WRITTEN TASK:
Transcribe the listing word for word.

---- DATASET ROWS

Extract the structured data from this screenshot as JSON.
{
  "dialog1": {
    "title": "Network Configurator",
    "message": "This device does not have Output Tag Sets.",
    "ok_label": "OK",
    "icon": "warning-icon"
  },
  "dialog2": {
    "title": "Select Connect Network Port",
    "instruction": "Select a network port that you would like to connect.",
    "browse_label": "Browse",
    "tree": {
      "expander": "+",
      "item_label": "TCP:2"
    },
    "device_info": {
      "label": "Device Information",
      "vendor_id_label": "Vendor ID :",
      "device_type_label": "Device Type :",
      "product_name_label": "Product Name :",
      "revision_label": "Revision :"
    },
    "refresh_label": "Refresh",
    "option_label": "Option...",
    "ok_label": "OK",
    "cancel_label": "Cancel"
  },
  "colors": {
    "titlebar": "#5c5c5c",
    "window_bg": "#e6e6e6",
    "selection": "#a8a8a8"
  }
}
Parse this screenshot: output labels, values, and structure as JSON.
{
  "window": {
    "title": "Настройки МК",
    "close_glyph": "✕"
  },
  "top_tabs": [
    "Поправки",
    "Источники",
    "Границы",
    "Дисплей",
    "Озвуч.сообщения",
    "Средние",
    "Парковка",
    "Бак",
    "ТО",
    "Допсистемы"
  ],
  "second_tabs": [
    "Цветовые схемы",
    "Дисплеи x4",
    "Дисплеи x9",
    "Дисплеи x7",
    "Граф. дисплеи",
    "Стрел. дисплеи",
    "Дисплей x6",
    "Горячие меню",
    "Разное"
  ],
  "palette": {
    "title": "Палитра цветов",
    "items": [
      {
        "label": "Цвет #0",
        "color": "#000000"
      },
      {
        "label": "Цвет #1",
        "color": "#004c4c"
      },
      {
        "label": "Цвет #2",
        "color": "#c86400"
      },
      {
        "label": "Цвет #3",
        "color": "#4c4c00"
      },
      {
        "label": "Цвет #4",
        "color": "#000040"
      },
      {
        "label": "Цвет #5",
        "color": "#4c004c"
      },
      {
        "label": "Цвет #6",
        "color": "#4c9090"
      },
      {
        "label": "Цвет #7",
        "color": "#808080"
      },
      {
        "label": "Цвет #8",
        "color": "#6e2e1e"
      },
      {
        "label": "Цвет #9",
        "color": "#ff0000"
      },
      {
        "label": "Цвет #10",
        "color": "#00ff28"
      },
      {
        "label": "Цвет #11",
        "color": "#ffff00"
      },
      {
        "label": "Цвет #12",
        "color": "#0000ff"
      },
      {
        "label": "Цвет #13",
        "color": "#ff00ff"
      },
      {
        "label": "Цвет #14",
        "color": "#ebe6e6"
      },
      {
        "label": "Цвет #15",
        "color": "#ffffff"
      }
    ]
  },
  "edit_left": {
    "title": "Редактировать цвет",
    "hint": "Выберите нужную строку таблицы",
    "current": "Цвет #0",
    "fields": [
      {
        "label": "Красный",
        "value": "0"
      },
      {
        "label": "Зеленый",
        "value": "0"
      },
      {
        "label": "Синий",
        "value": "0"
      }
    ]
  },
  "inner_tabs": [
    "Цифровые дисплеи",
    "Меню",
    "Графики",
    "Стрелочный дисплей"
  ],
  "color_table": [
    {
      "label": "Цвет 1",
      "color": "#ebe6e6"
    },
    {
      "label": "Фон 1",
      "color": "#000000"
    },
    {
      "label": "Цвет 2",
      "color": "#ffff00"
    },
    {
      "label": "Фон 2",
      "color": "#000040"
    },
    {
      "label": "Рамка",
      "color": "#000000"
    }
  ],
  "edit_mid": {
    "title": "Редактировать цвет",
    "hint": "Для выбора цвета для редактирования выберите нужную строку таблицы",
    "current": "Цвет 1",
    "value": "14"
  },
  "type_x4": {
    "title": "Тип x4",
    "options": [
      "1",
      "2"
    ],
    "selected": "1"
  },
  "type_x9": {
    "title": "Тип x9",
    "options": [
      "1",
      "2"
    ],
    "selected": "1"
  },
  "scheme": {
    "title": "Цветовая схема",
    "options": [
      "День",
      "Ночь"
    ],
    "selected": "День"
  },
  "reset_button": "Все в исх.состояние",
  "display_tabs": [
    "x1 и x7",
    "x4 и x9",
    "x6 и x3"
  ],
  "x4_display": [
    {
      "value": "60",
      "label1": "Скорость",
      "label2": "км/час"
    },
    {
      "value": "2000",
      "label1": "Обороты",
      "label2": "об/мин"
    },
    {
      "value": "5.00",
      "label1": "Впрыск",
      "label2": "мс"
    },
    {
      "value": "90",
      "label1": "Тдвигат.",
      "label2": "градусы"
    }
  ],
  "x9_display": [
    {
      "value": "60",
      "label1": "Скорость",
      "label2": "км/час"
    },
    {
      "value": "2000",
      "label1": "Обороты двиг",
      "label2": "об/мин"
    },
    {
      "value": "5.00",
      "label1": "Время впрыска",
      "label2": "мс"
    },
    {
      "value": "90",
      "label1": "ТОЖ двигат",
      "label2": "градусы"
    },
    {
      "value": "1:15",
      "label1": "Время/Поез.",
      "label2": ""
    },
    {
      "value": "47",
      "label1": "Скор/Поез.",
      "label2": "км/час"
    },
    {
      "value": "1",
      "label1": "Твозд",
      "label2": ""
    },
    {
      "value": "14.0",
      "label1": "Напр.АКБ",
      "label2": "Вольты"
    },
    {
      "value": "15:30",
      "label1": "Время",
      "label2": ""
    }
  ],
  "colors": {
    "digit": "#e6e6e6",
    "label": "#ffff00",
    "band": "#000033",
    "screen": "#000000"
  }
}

--------

FINISHED TASK:
Extract the structured data from this screenshot as JSON.
{
  "dialog1": {
    "title": "Network Configurator",
    "message": "This device does not have Output Tag Sets.",
    "ok_label": "OK",
    "icon": "warning-icon"
  },
  "dialog2": {
    "title": "Select Connect Network Port",
    "instruction": "Select a network port that you would like to connect.",
    "browse_label": "Browse",
    "tree": {
      "expander": "+",
      "item_label": "TCP:2"
    },
    "device_info": {
      "label": "Device Information",
      "vendor_id_label": "Vendor ID :",
      "device_type_label": "Device Type :",
      "product_name_label": "Product Name :",
      "revision_label": "Revision :"
    },
    "refresh_label": "Refresh",
    "option_label": "Option...",
    "ok_label": "OK",
    "cancel_label": "Cancel"
  },
  "colors": {
    "titlebar": "#5c5c5c",
    "window_bg": "#e6e6e6",
    "selection": "#a8a8a8"
  }
}
Parse this screenshot: output labels, values, and structure as JSON.
{
  "window": {
    "title": "Настройки МК",
    "close_glyph": "✕"
  },
  "top_tabs": [
    "Поправки",
    "Источники",
    "Границы",
    "Дисплей",
    "Озвуч.сообщения",
    "Средние",
    "Парковка",
    "Бак",
    "ТО",
    "Допсистемы"
  ],
  "second_tabs": [
    "Цветовые схемы",
    "Дисплеи x4",
    "Дисплеи x9",
    "Дисплеи x7",
    "Граф. дисплеи",
    "Стрел. дисплеи",
    "Дисплей x6",
    "Горячие меню",
    "Разное"
  ],
  "palette": {
    "title": "Палитра цветов",
    "items": [
      {
        "label": "Цвет #0",
        "color": "#000000"
      },
      {
        "label": "Цвет #1",
        "color": "#004c4c"
      },
      {
        "label": "Цвет #2",
        "color": "#c86400"
      },
      {
        "label": "Цвет #3",
        "color": "#4c4c00"
      },
      {
        "label": "Цвет #4",
        "color": "#000040"
      },
      {
        "label": "Цвет #5",
        "color": "#4c004c"
      },
      {
        "label": "Цвет #6",
        "color": "#4c9090"
      },
      {
        "label": "Цвет #7",
        "color": "#808080"
      },
      {
        "label": "Цвет #8",
        "color": "#6e2e1e"
      },
      {
        "label": "Цвет #9",
        "color": "#ff0000"
      },
      {
        "label": "Цвет #10",
        "color": "#00ff28"
      },
      {
        "label": "Цвет #11",
        "color": "#ffff00"
      },
      {
        "label": "Цвет #12",
        "color": "#0000ff"
      },
      {
        "label": "Цвет #13",
        "color": "#ff00ff"
      },
      {
        "label": "Цвет #14",
        "color": "#ebe6e6"
      },
      {
        "label": "Цвет #15",
        "color": "#ffffff"
      }
    ]
  },
  "edit_left": {
    "title": "Редактировать цвет",
    "hint": "Выберите нужную строку таблицы",
    "current": "Цвет #0",
    "fields": [
      {
        "label": "Красный",
        "value": "0"
      },
      {
        "label": "Зеленый",
        "value": "0"
      },
      {
        "label": "Синий",
        "value": "0"
      }
    ]
  },
  "inner_tabs": [
    "Цифровые дисплеи",
    "Меню",
    "Графики",
    "Стрелочный дисплей"
  ],
  "color_table": [
    {
      "label": "Цвет 1",
      "color": "#ebe6e6"
    },
    {
      "label": "Фон 1",
      "color": "#000000"
    },
    {
      "label": "Цвет 2",
      "color": "#ffff00"
    },
    {
      "label": "Фон 2",
      "color": "#000040"
    },
    {
      "label": "Рамка",
      "color": "#000000"
    }
  ],
  "edit_mid": {
    "title": "Редактировать цвет",
    "hint": "Для выбора цвета для редактирования выберите нужную строку таблицы",
    "current": "Цвет 1",
    "value": "14"
  },
  "type_x4": {
    "title": "Тип x4",
    "options": [
      "1",
      "2"
    ],
    "selected": "1"
  },
  "type_x9": {
    "title": "Тип x9",
    "options": [
      "1",
      "2"
    ],
    "selected": "1"
  },
  "scheme": {
    "title": "Цветовая схема",
    "options": [
      "День",
      "Ночь"
    ],
    "selected": "День"
  },
  "reset_button": "Все в исх.состояние",
  "display_tabs": [
    "x1 и x7",
    "x4 и x9",
    "x6 и x3"
  ],
  "x4_display": [
    {
      "value": "60",
      "label1": "Скорость",
      "label2": "км/час"
    },
    {
      "value": "2000",
      "label1": "Обороты",
      "label2": "об/мин"
    },
    {
      "value": "5.00",
      "label1": "Впрыск",
      "label2": "мс"
    },
    {
      "value": "90",
      "label1": "Тдвигат.",
      "label2": "градусы"
    }
  ],
  "x9_display": [
    {
      "value": "60",
      "label1": "Скорость",
      "label2": "км/час"
    },
    {
      "value": "2000",
      "label1": "Обороты двиг",
      "label2": "об/мин"
    },
    {
      "value": "5.00",
      "label1": "Время впрыска",
      "label2": "мс"
    },
    {
      "value": "90",
      "label1": "ТОЖ двигат",
      "label2": "градусы"
    },
    {
      "value": "1:15",
      "label1": "Время/Поез.",
      "label2": ""
    },
    {
      "value": "47",
      "label1": "Скор/Поез.",
      "label2": "км/час"
    },
    {
      "value": "1",
      "label1": "Твозд",
      "label2": ""
    },
    {
      "value": "14.0",
      "label1": "Напр.АКБ",
      "label2": "Вольты"
    },
    {
      "value": "15:30",
      "label1": "Время",
      "label2": ""
    }
  ],
  "colors": {
    "digit": "#e6e6e6",
    "label": "#ffff00",
    "band": "#000033",
    "screen": "#000000"
  }
}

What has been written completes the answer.